:: YOUR INSTRUCTIONS ::
Copy the entries below exactly. Images do not belong in the copy.
....................
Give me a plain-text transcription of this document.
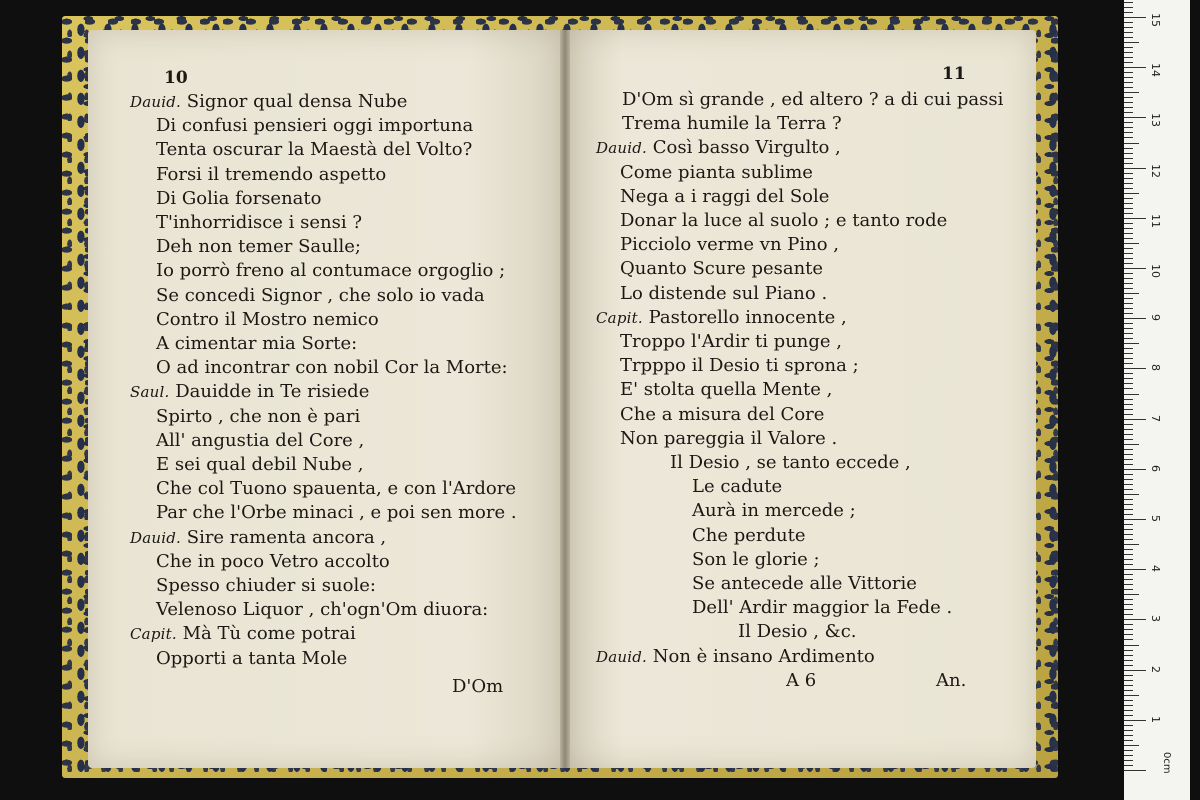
10
Dauid. Signor qual densa Nube
Di confusi pensieri oggi importuna
Tenta oscurar la Maestà del Volto?
Forsi il tremendo aspetto
Di Golia forsenato
T'inhorridisce i sensi ?
Deh non temer Saulle;
Io porrò freno al contumace orgoglio ;
Se concedi Signor , che solo io vada
Contro il Mostro nemico
A cimentar mia Sorte:
O ad incontrar con nobil Cor la Morte:
Saul. Dauidde in Te risiede
Spirto , che non è pari
All' angustia del Core ,
E sei qual debil Nube ,
Che col Tuono spauenta, e con l'Ardore
Par che l'Orbe minaci , e poi sen more .
Dauid. Sire ramenta ancora ,
Che in poco Vetro accolto
Spesso chiuder si suole:
Velenoso Liquor , ch'ogn'Om diuora:
Capit. Mà Tù come potrai
Opporti a tanta Mole
D'Om
11
D'Om sì grande , ed altero ? a di cui passi
Trema humile la Terra ?
Dauid. Così basso Virgulto ,
Come pianta sublime
Nega a i raggi del Sole
Donar la luce al suolo ; e tanto rode
Picciolo verme vn Pino ,
Quanto Scure pesante
Lo distende sul Piano .
Capit. Pastorello innocente ,
Troppo l'Ardir ti punge ,
Trpppo il Desio ti sprona ;
E' stolta quella Mente ,
Che a misura del Core
Non pareggia il Valore .
Il Desio , se tanto eccede ,
Le cadute
Aurà in mercede ;
Che perdute
Son le glorie ;
Se antecede alle Vittorie
Dell' Ardir maggior la Fede .
Il Desio , &c.
Dauid. Non è insano Ardimento
A 6	An.
0cm
1
2
3
4
5
6
7
8
9
10
11
12
13
14
15
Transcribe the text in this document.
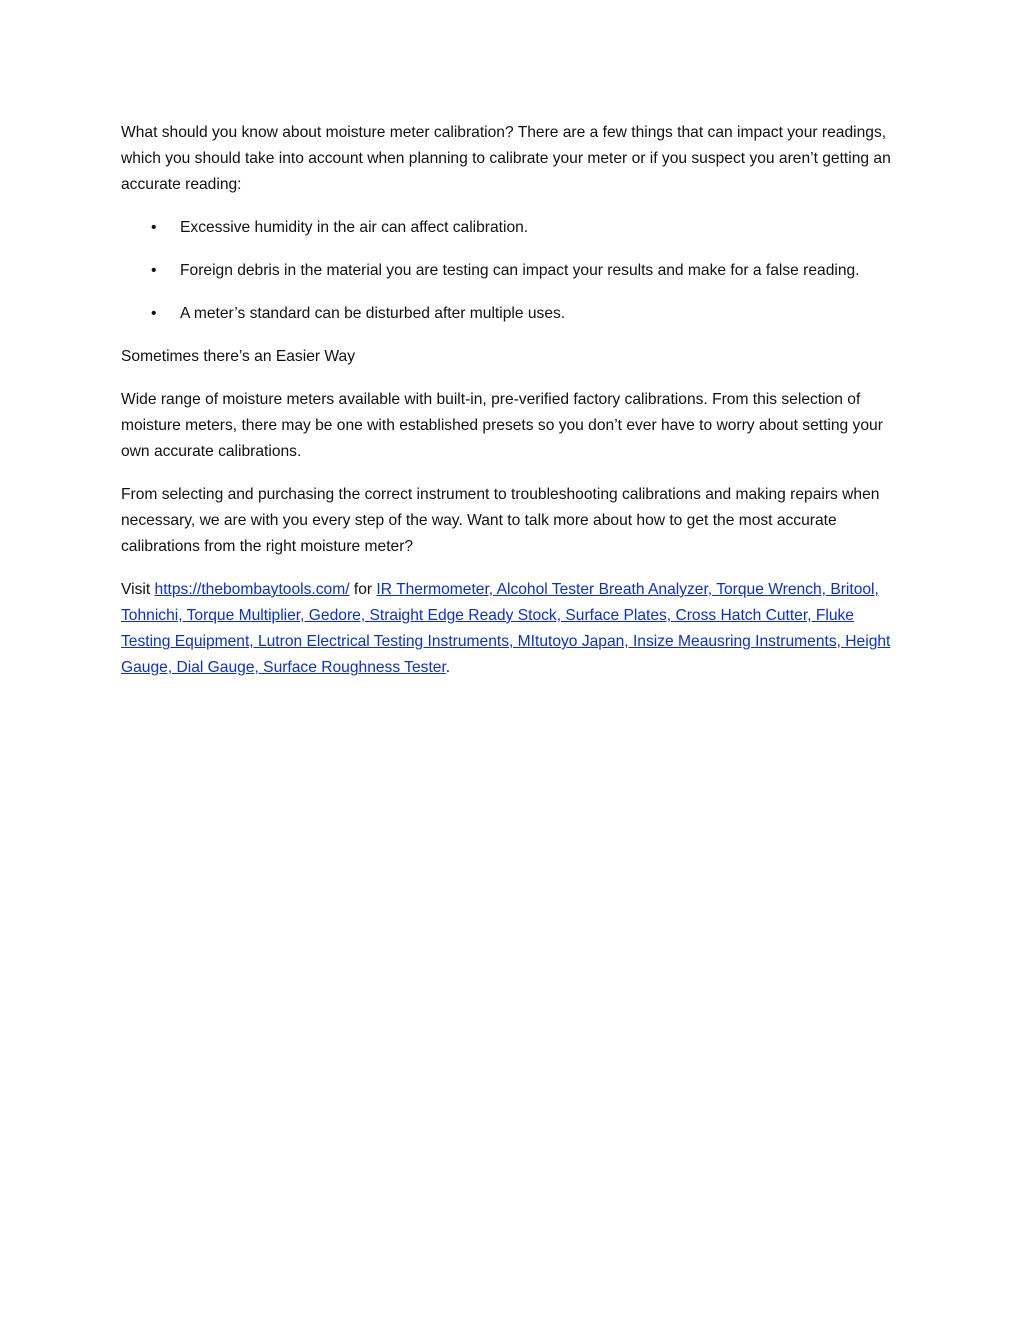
What should you know about moisture meter calibration? There are a few things that can impact your readings, which you should take into account when planning to calibrate your meter or if you suspect you aren’t getting an accurate reading:

• Excessive humidity in the air can affect calibration.
• Foreign debris in the material you are testing can impact your results and make for a false reading.
• A meter’s standard can be disturbed after multiple uses.

Sometimes there’s an Easier Way

Wide range of moisture meters available with built-in, pre-verified factory calibrations. From this selection of moisture meters, there may be one with established presets so you don’t ever have to worry about setting your own accurate calibrations.

From selecting and purchasing the correct instrument to troubleshooting calibrations and making repairs when necessary, we are with you every step of the way. Want to talk more about how to get the most accurate calibrations from the right moisture meter?

Visit https://thebombaytools.com/ for IR Thermometer, Alcohol Tester Breath Analyzer, Torque Wrench, Britool, Tohnichi, Torque Multiplier, Gedore, Straight Edge Ready Stock, Surface Plates, Cross Hatch Cutter, Fluke Testing Equipment, Lutron Electrical Testing Instruments, MItutoyo Japan, Insize Meausring Instruments, Height Gauge, Dial Gauge, Surface Roughness Tester.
....................
:: RESULT OF THIS TASK ::
Give me a plain-text transcription of this document.
10
Dauid. Signor qual densa Nube
Di confusi pensieri oggi importuna
Tenta oscurar la Maestà del Volto?
Forsi il tremendo aspetto
Di Golia forsenato
T'inhorridisce i sensi ?
Deh non temer Saulle;
Io porrò freno al contumace orgoglio ;
Se concedi Signor , che solo io vada
Contro il Mostro nemico
A cimentar mia Sorte:
O ad incontrar con nobil Cor la Morte:
Saul. Dauidde in Te risiede
Spirto , che non è pari
All' angustia del Core ,
E sei qual debil Nube ,
Che col Tuono spauenta, e con l'Ardore
Par che l'Orbe minaci , e poi sen more .
Dauid. Sire ramenta ancora ,
Che in poco Vetro accolto
Spesso chiuder si suole:
Velenoso Liquor , ch'ogn'Om diuora:
Capit. Mà Tù come potrai
Opporti a tanta Mole
D'Om
11
D'Om sì grande , ed altero ? a di cui passi
Trema humile la Terra ?
Dauid. Così basso Virgulto ,
Come pianta sublime
Nega a i raggi del Sole
Donar la luce al suolo ; e tanto rode
Picciolo verme vn Pino ,
Quanto Scure pesante
Lo distende sul Piano .
Capit. Pastorello innocente ,
Troppo l'Ardir ti punge ,
Trpppo il Desio ti sprona ;
E' stolta quella Mente ,
Che a misura del Core
Non pareggia il Valore .
Il Desio , se tanto eccede ,
Le cadute
Aurà in mercede ;
Che perdute
Son le glorie ;
Se antecede alle Vittorie
Dell' Ardir maggior la Fede .
Il Desio , &c.
Dauid. Non è insano Ardimento
A 6	An.
0cm
1
2
3
4
5
6
7
8
9
10
11
12
13
14
15
Transcribe the text in this document.
What should you know about moisture meter calibration? There are a few things that can impact your readings, which you should take into account when planning to calibrate your meter or if you suspect you aren’t getting an accurate reading:

• Excessive humidity in the air can affect calibration.
• Foreign debris in the material you are testing can impact your results and make for a false reading.
• A meter’s standard can be disturbed after multiple uses.

Sometimes there’s an Easier Way

Wide range of moisture meters available with built-in, pre-verified factory calibrations. From this selection of moisture meters, there may be one with established presets so you don’t ever have to worry about setting your own accurate calibrations.

From selecting and purchasing the correct instrument to troubleshooting calibrations and making repairs when necessary, we are with you every step of the way. Want to talk more about how to get the most accurate calibrations from the right moisture meter?

Visit https://thebombaytools.com/ for IR Thermometer, Alcohol Tester Breath Analyzer, Torque Wrench, Britool, Tohnichi, Torque Multiplier, Gedore, Straight Edge Ready Stock, Surface Plates, Cross Hatch Cutter, Fluke Testing Equipment, Lutron Electrical Testing Instruments, MItutoyo Japan, Insize Meausring Instruments, Height Gauge, Dial Gauge, Surface Roughness Tester.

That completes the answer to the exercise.